(Dataset items)
##############################

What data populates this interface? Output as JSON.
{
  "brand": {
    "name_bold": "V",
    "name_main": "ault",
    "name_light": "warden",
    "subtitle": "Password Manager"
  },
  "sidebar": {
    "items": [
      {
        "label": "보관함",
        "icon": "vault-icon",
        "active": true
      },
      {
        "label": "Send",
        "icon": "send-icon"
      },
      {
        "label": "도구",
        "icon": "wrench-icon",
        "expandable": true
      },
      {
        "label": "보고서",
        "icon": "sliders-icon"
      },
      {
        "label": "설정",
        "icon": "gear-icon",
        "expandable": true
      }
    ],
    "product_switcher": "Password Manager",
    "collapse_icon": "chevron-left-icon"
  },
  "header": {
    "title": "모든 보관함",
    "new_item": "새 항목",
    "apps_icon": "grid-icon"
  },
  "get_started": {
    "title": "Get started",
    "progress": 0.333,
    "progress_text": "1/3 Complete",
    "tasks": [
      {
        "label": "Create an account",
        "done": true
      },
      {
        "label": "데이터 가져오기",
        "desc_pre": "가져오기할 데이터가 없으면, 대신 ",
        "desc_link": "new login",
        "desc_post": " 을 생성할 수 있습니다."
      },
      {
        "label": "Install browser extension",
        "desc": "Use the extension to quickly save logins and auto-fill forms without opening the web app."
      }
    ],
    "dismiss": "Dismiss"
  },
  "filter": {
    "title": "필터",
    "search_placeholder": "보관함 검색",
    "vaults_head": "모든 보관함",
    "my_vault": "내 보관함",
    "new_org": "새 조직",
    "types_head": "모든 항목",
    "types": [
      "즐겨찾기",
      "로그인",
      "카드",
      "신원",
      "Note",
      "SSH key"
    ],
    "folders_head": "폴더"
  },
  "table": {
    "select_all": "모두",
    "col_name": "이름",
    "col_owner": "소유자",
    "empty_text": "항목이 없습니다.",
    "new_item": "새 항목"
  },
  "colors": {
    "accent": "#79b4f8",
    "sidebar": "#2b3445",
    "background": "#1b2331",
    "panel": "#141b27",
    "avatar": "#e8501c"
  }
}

##############################

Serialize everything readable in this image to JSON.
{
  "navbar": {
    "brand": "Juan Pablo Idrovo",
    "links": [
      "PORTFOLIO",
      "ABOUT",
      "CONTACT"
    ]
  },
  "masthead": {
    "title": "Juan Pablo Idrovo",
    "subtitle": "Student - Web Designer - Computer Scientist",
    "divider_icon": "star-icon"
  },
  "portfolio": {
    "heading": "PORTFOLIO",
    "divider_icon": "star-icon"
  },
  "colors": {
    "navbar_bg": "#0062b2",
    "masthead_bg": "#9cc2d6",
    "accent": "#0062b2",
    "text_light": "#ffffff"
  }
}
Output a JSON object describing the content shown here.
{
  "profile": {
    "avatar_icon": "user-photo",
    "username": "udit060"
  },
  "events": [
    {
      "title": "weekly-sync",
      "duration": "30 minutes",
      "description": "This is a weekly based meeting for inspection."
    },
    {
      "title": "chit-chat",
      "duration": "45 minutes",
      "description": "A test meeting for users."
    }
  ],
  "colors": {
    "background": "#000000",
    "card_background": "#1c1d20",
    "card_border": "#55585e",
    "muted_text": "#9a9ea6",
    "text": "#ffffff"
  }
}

##############################

What is needed: Look through the data above. Each line containing the word "true" needs to be copied.

Exercise output:
        "active": true
        "expandable": true
        "expandable": true
        "done": true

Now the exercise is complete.